> EXERCISE INSTRUCTIONS
State how many lines of the entries hold the string "Australian", and nothing more.

> RECORDS FOR THIS TASK
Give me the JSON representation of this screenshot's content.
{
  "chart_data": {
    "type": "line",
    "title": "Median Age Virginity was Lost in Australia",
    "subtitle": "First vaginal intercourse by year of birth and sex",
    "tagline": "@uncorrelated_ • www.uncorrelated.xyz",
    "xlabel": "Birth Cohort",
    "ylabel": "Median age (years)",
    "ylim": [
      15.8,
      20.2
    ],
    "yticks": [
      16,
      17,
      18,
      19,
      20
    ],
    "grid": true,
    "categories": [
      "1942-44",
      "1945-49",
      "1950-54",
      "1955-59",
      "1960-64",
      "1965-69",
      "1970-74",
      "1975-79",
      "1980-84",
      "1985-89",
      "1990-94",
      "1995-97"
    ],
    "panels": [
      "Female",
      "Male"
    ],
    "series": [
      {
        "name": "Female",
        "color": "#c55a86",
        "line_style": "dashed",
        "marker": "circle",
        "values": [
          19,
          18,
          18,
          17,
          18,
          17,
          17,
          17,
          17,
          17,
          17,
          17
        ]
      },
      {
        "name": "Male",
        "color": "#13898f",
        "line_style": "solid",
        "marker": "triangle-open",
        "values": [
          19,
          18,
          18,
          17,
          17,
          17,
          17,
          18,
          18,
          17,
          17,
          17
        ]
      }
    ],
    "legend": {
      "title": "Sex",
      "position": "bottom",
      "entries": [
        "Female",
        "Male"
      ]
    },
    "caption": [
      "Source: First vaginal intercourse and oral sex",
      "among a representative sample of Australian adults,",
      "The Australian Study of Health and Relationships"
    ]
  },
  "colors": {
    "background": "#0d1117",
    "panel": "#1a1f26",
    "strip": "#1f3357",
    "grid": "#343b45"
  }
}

> FULL OUTPUT
2